(Items from a figure collection)
══════
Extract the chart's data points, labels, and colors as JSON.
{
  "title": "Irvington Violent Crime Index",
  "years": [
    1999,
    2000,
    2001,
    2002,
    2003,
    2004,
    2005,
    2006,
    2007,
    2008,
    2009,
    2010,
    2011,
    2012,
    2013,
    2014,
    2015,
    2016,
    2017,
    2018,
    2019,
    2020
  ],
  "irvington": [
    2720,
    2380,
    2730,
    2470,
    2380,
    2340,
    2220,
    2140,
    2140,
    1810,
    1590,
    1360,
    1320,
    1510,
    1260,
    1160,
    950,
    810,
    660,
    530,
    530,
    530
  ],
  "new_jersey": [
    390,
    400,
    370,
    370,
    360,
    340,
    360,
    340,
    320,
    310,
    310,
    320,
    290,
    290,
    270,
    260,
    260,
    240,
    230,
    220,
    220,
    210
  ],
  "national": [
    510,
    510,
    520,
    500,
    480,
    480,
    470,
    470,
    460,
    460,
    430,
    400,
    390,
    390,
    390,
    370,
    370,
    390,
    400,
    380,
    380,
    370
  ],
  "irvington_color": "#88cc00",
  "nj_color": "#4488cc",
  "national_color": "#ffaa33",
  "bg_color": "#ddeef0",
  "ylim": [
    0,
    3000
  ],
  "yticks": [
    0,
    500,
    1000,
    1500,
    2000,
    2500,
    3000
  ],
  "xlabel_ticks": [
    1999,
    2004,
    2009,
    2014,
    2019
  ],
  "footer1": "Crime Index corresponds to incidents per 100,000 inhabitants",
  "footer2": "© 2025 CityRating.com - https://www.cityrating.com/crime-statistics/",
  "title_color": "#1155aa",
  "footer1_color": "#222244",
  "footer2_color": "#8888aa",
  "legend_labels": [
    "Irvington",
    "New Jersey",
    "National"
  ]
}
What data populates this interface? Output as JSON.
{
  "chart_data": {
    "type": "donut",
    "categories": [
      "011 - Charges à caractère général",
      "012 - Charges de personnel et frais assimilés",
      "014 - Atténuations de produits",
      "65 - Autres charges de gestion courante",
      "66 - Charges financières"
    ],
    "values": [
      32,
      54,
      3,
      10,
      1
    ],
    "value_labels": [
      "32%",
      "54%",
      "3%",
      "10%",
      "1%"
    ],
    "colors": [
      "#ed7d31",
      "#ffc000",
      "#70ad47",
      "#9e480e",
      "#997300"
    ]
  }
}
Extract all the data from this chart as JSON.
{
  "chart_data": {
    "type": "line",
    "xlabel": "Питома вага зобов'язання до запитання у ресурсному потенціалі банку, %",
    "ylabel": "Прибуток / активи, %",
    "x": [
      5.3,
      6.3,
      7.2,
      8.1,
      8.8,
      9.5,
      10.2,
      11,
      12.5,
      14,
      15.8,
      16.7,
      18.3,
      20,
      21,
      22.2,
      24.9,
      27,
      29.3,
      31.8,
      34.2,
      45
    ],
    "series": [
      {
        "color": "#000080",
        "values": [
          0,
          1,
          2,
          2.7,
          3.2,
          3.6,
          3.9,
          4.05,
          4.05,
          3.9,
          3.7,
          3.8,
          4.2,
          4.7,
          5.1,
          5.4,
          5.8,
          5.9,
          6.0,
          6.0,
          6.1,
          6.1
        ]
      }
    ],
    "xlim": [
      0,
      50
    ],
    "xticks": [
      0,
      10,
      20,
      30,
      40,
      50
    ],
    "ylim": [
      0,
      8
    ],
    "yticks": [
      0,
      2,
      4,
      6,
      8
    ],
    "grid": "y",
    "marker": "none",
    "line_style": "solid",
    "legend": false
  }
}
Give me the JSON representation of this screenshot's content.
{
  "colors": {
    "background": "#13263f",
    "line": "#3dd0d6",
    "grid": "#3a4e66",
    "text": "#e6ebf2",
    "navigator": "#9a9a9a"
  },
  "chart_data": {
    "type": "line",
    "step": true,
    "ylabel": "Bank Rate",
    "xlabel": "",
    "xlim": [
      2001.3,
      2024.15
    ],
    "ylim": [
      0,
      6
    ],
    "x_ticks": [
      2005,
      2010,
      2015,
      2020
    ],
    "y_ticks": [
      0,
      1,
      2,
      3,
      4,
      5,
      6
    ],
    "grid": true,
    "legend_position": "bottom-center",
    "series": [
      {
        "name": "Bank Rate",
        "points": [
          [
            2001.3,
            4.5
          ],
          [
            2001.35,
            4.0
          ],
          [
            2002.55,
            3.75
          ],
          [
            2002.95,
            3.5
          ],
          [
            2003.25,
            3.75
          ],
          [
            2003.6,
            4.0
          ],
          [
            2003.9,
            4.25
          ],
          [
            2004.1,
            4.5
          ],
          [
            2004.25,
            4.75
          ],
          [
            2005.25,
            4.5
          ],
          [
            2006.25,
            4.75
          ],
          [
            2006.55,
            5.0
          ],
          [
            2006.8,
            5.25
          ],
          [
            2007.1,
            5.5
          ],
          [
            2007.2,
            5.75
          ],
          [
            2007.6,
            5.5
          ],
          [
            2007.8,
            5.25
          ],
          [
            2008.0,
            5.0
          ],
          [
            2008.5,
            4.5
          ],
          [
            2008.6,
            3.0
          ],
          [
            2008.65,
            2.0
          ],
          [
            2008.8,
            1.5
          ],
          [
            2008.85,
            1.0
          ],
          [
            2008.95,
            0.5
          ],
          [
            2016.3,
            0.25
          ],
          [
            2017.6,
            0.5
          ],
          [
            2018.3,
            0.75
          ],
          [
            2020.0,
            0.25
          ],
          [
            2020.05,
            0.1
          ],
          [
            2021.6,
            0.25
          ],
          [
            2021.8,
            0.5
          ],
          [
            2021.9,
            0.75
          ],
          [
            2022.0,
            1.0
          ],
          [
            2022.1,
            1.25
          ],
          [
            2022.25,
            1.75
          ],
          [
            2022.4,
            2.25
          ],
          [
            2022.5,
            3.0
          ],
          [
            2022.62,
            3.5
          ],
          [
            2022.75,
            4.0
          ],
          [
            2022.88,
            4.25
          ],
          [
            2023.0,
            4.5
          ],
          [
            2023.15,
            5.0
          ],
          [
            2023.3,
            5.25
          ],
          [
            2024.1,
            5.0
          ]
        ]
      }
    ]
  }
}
══════
| WHAT IS NEEDED |
The records above are to be copied in full, exactly as written.

| WRITTEN ANSWER |
Extract the chart's data points, labels, and colors as JSON.
{
  "title": "Irvington Violent Crime Index",
  "years": [
    1999,
    2000,
    2001,
    2002,
    2003,
    2004,
    2005,
    2006,
    2007,
    2008,
    2009,
    2010,
    2011,
    2012,
    2013,
    2014,
    2015,
    2016,
    2017,
    2018,
    2019,
    2020
  ],
  "irvington": [
    2720,
    2380,
    2730,
    2470,
    2380,
    2340,
    2220,
    2140,
    2140,
    1810,
    1590,
    1360,
    1320,
    1510,
    1260,
    1160,
    950,
    810,
    660,
    530,
    530,
    530
  ],
  "new_jersey": [
    390,
    400,
    370,
    370,
    360,
    340,
    360,
    340,
    320,
    310,
    310,
    320,
    290,
    290,
    270,
    260,
    260,
    240,
    230,
    220,
    220,
    210
  ],
  "national": [
    510,
    510,
    520,
    500,
    480,
    480,
    470,
    470,
    460,
    460,
    430,
    400,
    390,
    390,
    390,
    370,
    370,
    390,
    400,
    380,
    380,
    370
  ],
  "irvington_color": "#88cc00",
  "nj_color": "#4488cc",
  "national_color": "#ffaa33",
  "bg_color": "#ddeef0",
  "ylim": [
    0,
    3000
  ],
  "yticks": [
    0,
    500,
    1000,
    1500,
    2000,
    2500,
    3000
  ],
  "xlabel_ticks": [
    1999,
    2004,
    2009,
    2014,
    2019
  ],
  "footer1": "Crime Index corresponds to incidents per 100,000 inhabitants",
  "footer2": "© 2025 CityRating.com - https://www.cityrating.com/crime-statistics/",
  "title_color": "#1155aa",
  "footer1_color": "#222244",
  "footer2_color": "#8888aa",
  "legend_labels": [
    "Irvington",
    "New Jersey",
    "National"
  ]
}
What data populates this interface? Output as JSON.
{
  "chart_data": {
    "type": "donut",
    "categories": [
      "011 - Charges à caractère général",
      "012 - Charges de personnel et frais assimilés",
      "014 - Atténuations de produits",
      "65 - Autres charges de gestion courante",
      "66 - Charges financières"
    ],
    "values": [
      32,
      54,
      3,
      10,
      1
    ],
    "value_labels": [
      "32%",
      "54%",
      "3%",
      "10%",
      "1%"
    ],
    "colors": [
      "#ed7d31",
      "#ffc000",
      "#70ad47",
      "#9e480e",
      "#997300"
    ]
  }
}
Extract all the data from this chart as JSON.
{
  "chart_data": {
    "type": "line",
    "xlabel": "Питома вага зобов'язання до запитання у ресурсному потенціалі банку, %",
    "ylabel": "Прибуток / активи, %",
    "x": [
      5.3,
      6.3,
      7.2,
      8.1,
      8.8,
      9.5,
      10.2,
      11,
      12.5,
      14,
      15.8,
      16.7,
      18.3,
      20,
      21,
      22.2,
      24.9,
      27,
      29.3,
      31.8,
      34.2,
      45
    ],
    "series": [
      {
        "color": "#000080",
        "values": [
          0,
          1,
          2,
          2.7,
          3.2,
          3.6,
          3.9,
          4.05,
          4.05,
          3.9,
          3.7,
          3.8,
          4.2,
          4.7,
          5.1,
          5.4,
          5.8,
          5.9,
          6.0,
          6.0,
          6.1,
          6.1
        ]
      }
    ],
    "xlim": [
      0,
      50
    ],
    "xticks": [
      0,
      10,
      20,
      30,
      40,
      50
    ],
    "ylim": [
      0,
      8
    ],
    "yticks": [
      0,
      2,
      4,
      6,
      8
    ],
    "grid": "y",
    "marker": "none",
    "line_style": "solid",
    "legend": false
  }
}
Give me the JSON representation of this screenshot's content.
{
  "colors": {
    "background": "#13263f",
    "line": "#3dd0d6",
    "grid": "#3a4e66",
    "text": "#e6ebf2",
    "navigator": "#9a9a9a"
  },
  "chart_data": {
    "type": "line",
    "step": true,
    "ylabel": "Bank Rate",
    "xlabel": "",
    "xlim": [
      2001.3,
      2024.15
    ],
    "ylim": [
      0,
      6
    ],
    "x_ticks": [
      2005,
      2010,
      2015,
      2020
    ],
    "y_ticks": [
      0,
      1,
      2,
      3,
      4,
      5,
      6
    ],
    "grid": true,
    "legend_position": "bottom-center",
    "series": [
      {
        "name": "Bank Rate",
        "points": [
          [
            2001.3,
            4.5
          ],
          [
            2001.35,
            4.0
          ],
          [
            2002.55,
            3.75
          ],
          [
            2002.95,
            3.5
          ],
          [
            2003.25,
            3.75
          ],
          [
            2003.6,
            4.0
          ],
          [
            2003.9,
            4.25
          ],
          [
            2004.1,
            4.5
          ],
          [
            2004.25,
            4.75
          ],
          [
            2005.25,
            4.5
          ],
          [
            2006.25,
            4.75
          ],
          [
            2006.55,
            5.0
          ],
          [
            2006.8,
            5.25
          ],
          [
            2007.1,
            5.5
          ],
          [
            2007.2,
            5.75
          ],
          [
            2007.6,
            5.5
          ],
          [
            2007.8,
            5.25
          ],
          [
            2008.0,
            5.0
          ],
          [
            2008.5,
            4.5
          ],
          [
            2008.6,
            3.0
          ],
          [
            2008.65,
            2.0
          ],
          [
            2008.8,
            1.5
          ],
          [
            2008.85,
            1.0
          ],
          [
            2008.95,
            0.5
          ],
          [
            2016.3,
            0.25
          ],
          [
            2017.6,
            0.5
          ],
          [
            2018.3,
            0.75
          ],
          [
            2020.0,
            0.25
          ],
          [
            2020.05,
            0.1
          ],
          [
            2021.6,
            0.25
          ],
          [
            2021.8,
            0.5
          ],
          [
            2021.9,
            0.75
          ],
          [
            2022.0,
            1.0
          ],
          [
            2022.1,
            1.25
          ],
          [
            2022.25,
            1.75
          ],
          [
            2022.4,
            2.25
          ],
          [
            2022.5,
            3.0
          ],
          [
            2022.62,
            3.5
          ],
          [
            2022.75,
            4.0
          ],
          [
            2022.88,
            4.25
          ],
          [
            2023.0,
            4.5
          ],
          [
            2023.15,
            5.0
          ],
          [
            2023.3,
            5.25
          ],
          [
            2024.1,
            5.0
          ]
        ]
      }
    ]
  }
}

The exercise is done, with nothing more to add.